» **Exercise prompt**
Extract the full listing below without altering a single character.

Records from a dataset
###

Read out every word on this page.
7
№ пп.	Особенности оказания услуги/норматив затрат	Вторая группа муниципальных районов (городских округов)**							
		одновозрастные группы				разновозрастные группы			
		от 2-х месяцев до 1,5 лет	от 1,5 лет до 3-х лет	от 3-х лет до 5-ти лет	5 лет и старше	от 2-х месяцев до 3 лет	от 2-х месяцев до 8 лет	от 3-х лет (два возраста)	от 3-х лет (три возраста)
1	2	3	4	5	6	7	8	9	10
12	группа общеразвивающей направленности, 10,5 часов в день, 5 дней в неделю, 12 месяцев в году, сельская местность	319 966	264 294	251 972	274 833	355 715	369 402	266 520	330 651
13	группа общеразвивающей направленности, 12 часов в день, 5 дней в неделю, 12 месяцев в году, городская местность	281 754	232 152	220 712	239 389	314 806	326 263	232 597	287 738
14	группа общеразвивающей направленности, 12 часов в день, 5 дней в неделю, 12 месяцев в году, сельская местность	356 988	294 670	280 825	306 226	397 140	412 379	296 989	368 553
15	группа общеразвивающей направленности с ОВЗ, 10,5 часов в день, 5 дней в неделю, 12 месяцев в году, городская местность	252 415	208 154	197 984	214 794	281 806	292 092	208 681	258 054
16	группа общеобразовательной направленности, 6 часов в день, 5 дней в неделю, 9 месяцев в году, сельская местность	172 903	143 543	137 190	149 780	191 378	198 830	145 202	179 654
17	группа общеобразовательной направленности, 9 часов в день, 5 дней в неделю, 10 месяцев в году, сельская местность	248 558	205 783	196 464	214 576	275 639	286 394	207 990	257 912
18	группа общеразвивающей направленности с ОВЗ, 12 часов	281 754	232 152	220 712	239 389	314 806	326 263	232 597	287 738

###

» **Exercise result**
Read out every word on this page.
7
№ пп.	Особенности оказания услуги/норматив затрат	Вторая группа муниципальных районов (городских округов)**							
		одновозрастные группы				разновозрастные группы			
		от 2-х месяцев до 1,5 лет	от 1,5 лет до 3-х лет	от 3-х лет до 5-ти лет	5 лет и старше	от 2-х месяцев до 3 лет	от 2-х месяцев до 8 лет	от 3-х лет (два возраста)	от 3-х лет (три возраста)
1	2	3	4	5	6	7	8	9	10
12	группа общеразвивающей направленности, 10,5 часов в день, 5 дней в неделю, 12 месяцев в году, сельская местность	319 966	264 294	251 972	274 833	355 715	369 402	266 520	330 651
13	группа общеразвивающей направленности, 12 часов в день, 5 дней в неделю, 12 месяцев в году, городская местность	281 754	232 152	220 712	239 389	314 806	326 263	232 597	287 738
14	группа общеразвивающей направленности, 12 часов в день, 5 дней в неделю, 12 месяцев в году, сельская местность	356 988	294 670	280 825	306 226	397 140	412 379	296 989	368 553
15	группа общеразвивающей направленности с ОВЗ, 10,5 часов в день, 5 дней в неделю, 12 месяцев в году, городская местность	252 415	208 154	197 984	214 794	281 806	292 092	208 681	258 054
16	группа общеобразовательной направленности, 6 часов в день, 5 дней в неделю, 9 месяцев в году, сельская местность	172 903	143 543	137 190	149 780	191 378	198 830	145 202	179 654
17	группа общеобразовательной направленности, 9 часов в день, 5 дней в неделю, 10 месяцев в году, сельская местность	248 558	205 783	196 464	214 576	275 639	286 394	207 990	257 912
18	группа общеразвивающей направленности с ОВЗ, 12 часов	281 754	232 152	220 712	239 389	314 806	326 263	232 597	287 738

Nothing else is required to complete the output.